▶ Written problem: Report each line of the data that includes the word "curriculum".

**********

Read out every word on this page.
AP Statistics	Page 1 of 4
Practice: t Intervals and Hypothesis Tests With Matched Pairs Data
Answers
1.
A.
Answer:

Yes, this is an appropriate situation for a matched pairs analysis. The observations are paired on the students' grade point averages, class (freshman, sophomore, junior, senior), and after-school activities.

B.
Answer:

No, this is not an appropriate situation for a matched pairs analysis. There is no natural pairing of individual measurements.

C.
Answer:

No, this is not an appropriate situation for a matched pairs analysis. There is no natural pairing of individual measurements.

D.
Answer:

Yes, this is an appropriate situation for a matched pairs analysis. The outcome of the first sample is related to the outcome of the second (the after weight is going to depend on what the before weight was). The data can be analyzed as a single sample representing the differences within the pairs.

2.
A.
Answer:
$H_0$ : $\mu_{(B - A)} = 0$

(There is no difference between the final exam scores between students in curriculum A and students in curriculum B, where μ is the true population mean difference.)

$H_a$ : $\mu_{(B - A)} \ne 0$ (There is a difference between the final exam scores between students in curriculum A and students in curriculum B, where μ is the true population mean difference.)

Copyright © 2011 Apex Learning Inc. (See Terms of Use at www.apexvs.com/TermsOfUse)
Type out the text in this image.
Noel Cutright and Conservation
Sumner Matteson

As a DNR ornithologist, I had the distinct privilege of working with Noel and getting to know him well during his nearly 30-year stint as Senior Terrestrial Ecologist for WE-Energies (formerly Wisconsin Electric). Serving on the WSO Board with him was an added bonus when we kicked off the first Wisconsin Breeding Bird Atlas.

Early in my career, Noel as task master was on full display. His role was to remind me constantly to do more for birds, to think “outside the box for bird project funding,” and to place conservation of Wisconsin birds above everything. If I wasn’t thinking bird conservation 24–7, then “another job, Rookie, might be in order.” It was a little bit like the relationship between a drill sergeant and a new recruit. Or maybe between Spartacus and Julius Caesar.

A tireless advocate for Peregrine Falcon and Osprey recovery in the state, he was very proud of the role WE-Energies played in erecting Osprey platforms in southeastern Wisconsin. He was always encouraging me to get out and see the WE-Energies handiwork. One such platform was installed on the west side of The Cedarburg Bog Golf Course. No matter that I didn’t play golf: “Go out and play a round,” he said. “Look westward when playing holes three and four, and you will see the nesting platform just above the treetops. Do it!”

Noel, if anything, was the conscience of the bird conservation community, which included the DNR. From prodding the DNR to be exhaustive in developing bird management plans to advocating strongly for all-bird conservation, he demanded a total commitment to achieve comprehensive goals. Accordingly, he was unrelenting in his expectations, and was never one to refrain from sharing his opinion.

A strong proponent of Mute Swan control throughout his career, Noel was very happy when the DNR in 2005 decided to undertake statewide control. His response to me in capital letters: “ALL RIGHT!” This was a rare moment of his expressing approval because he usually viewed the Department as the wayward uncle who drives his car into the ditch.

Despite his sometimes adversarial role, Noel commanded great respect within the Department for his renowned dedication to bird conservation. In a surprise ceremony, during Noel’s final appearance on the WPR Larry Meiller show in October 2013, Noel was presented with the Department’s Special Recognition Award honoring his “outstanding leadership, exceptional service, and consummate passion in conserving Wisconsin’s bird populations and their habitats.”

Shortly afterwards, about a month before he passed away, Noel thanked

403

**********

▶ The answer:
(There is no difference between the final exam scores between students in curriculum A and students in curriculum B, where μ is the true population mean difference.)
$H_a$ : $\mu_{(B - A)} \ne 0$ (There is a difference between the final exam scores between students in curriculum A and students in curriculum B, where μ is the true population mean difference.)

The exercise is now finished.